Collected data entries
(begin)

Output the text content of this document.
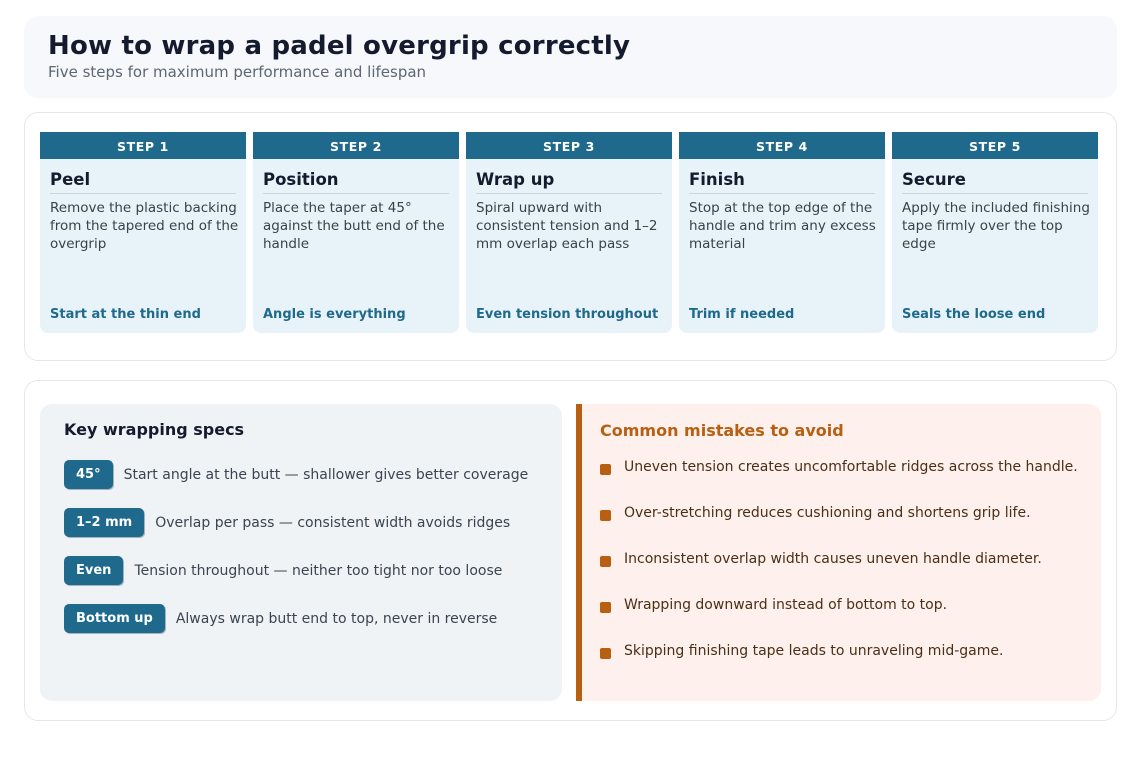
How to wrap a padel overgrip correctly
Five steps for maximum performance and lifespan
STEP 1
Peel
Remove the plastic backing from the tapered end of the overgrip
Start at the thin end
STEP 2
Position
Place the taper at 45° against the butt end of the handle
Angle is everything
STEP 3
Wrap up
Spiral upward with consistent tension and 1–2 mm overlap each pass
Even tension throughout
STEP 4
Finish
Stop at the top edge of the handle and trim any excess material
Trim if needed
STEP 5
Secure
Apply the included finishing tape firmly over the top edge
Seals the loose end
Key wrapping specs
45°	Start angle at the butt — shallower gives better coverage
1–2 mm	Overlap per pass — consistent width avoids ridges
Even	Tension throughout — neither too tight nor too loose
Bottom up	Always wrap butt end to top, never in reverse
Common mistakes to avoid
Uneven tension creates uncomfortable ridges across the handle.
Over-stretching reduces cushioning and shortens grip life.
Inconsistent overlap width causes uneven handle diameter.
Wrapping downward instead of bottom to top.
Skipping finishing tape leads to unraveling mid-game.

(end)

Do this>
Do not include the images; transcribe the rest of the listing exactly.

Solution to the exercise>
Output the text content of this document.
How to wrap a padel overgrip correctly
Five steps for maximum performance and lifespan
STEP 1
Peel
Remove the plastic backing from the tapered end of the overgrip
Start at the thin end
STEP 2
Position
Place the taper at 45° against the butt end of the handle
Angle is everything
STEP 3
Wrap up
Spiral upward with consistent tension and 1–2 mm overlap each pass
Even tension throughout
STEP 4
Finish
Stop at the top edge of the handle and trim any excess material
Trim if needed
STEP 5
Secure
Apply the included finishing tape firmly over the top edge
Seals the loose end
Key wrapping specs
45°	Start angle at the butt — shallower gives better coverage
1–2 mm	Overlap per pass — consistent width avoids ridges
Even	Tension throughout — neither too tight nor too loose
Bottom up	Always wrap butt end to top, never in reverse
Common mistakes to avoid
Uneven tension creates uncomfortable ridges across the handle.
Over-stretching reduces cushioning and shortens grip life.
Inconsistent overlap width causes uneven handle diameter.
Wrapping downward instead of bottom to top.
Skipping finishing tape leads to unraveling mid-game.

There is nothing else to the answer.